**Brief**
Can you quote exactly the stretch of lines from the one with "Enumerate this screenshot's" through the final line of the material, both ends included?

**Data rows**
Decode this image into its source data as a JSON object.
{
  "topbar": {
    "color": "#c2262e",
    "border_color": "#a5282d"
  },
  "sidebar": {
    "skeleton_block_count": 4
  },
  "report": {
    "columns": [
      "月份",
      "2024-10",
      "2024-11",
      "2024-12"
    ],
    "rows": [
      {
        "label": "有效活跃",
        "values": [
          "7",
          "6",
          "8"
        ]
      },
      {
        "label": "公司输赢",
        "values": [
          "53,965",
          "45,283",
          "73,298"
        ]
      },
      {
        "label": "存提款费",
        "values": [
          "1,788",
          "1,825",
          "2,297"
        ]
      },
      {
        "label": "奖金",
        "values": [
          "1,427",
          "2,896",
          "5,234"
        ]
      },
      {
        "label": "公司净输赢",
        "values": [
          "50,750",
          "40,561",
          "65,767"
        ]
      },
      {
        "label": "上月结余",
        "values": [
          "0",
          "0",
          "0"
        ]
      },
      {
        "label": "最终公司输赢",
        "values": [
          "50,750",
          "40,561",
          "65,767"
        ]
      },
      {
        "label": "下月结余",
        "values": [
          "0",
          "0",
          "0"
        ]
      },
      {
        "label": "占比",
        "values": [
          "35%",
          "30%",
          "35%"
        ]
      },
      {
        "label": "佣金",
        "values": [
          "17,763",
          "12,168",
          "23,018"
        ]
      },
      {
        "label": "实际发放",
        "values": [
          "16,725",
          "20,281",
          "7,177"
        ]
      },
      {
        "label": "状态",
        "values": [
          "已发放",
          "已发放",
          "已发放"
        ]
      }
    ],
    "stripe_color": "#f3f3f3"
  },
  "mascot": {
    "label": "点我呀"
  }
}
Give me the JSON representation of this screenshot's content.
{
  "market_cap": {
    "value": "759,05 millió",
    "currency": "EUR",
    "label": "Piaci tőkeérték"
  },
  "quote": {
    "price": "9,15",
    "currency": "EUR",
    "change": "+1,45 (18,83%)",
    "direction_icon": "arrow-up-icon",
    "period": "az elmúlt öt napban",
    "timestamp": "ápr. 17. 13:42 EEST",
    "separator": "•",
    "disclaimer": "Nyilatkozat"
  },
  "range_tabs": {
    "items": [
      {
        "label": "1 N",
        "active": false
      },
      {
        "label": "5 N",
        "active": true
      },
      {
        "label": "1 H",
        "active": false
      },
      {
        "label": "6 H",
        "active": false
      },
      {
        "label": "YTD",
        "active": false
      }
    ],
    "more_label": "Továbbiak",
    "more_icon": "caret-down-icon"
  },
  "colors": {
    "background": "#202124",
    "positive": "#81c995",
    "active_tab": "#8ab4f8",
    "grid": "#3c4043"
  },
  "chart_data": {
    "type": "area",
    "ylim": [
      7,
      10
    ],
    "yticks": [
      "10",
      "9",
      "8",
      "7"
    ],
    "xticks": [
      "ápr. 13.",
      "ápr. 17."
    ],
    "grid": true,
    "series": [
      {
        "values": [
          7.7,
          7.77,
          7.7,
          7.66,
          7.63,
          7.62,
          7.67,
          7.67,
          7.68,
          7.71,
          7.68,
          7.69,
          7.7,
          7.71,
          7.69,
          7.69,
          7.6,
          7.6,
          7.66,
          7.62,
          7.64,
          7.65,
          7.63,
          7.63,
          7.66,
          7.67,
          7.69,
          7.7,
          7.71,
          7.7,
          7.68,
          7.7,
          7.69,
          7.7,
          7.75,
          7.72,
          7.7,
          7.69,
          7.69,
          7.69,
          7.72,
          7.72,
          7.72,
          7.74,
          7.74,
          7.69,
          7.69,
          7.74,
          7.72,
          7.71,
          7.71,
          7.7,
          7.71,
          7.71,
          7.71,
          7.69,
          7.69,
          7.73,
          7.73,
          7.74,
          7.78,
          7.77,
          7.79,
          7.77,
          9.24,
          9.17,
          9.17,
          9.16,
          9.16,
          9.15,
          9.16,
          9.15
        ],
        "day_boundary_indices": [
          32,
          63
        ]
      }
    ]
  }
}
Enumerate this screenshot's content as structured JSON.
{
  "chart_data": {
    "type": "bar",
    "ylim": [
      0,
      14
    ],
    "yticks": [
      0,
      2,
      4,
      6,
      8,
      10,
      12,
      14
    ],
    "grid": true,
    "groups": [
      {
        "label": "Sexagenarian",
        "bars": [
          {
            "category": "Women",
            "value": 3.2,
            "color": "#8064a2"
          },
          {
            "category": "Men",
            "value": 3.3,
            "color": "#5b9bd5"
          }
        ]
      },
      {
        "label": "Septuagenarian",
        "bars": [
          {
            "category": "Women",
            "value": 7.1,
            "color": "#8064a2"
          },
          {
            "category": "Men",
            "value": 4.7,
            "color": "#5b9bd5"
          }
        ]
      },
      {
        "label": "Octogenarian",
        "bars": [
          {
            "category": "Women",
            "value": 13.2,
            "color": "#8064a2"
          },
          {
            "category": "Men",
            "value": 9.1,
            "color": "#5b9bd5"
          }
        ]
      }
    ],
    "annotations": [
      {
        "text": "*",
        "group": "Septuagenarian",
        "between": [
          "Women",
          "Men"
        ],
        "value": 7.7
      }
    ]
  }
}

**Response to this task**
Enumerate this screenshot's content as structured JSON.
{
  "chart_data": {
    "type": "bar",
    "ylim": [
      0,
      14
    ],
    "yticks": [
      0,
      2,
      4,
      6,
      8,
      10,
      12,
      14
    ],
    "grid": true,
    "groups": [
      {
        "label": "Sexagenarian",
        "bars": [
          {
            "category": "Women",
            "value": 3.2,
            "color": "#8064a2"
          },
          {
            "category": "Men",
            "value": 3.3,
            "color": "#5b9bd5"
          }
        ]
      },
      {
        "label": "Septuagenarian",
        "bars": [
          {
            "category": "Women",
            "value": 7.1,
            "color": "#8064a2"
          },
          {
            "category": "Men",
            "value": 4.7,
            "color": "#5b9bd5"
          }
        ]
      },
      {
        "label": "Octogenarian",
        "bars": [
          {
            "category": "Women",
            "value": 13.2,
            "color": "#8064a2"
          },
          {
            "category": "Men",
            "value": 9.1,
            "color": "#5b9bd5"
          }
        ]
      }
    ],
    "annotations": [
      {
        "text": "*",
        "group": "Septuagenarian",
        "between": [
          "Women",
          "Men"
        ],
        "value": 7.7
      }
    ]
  }
}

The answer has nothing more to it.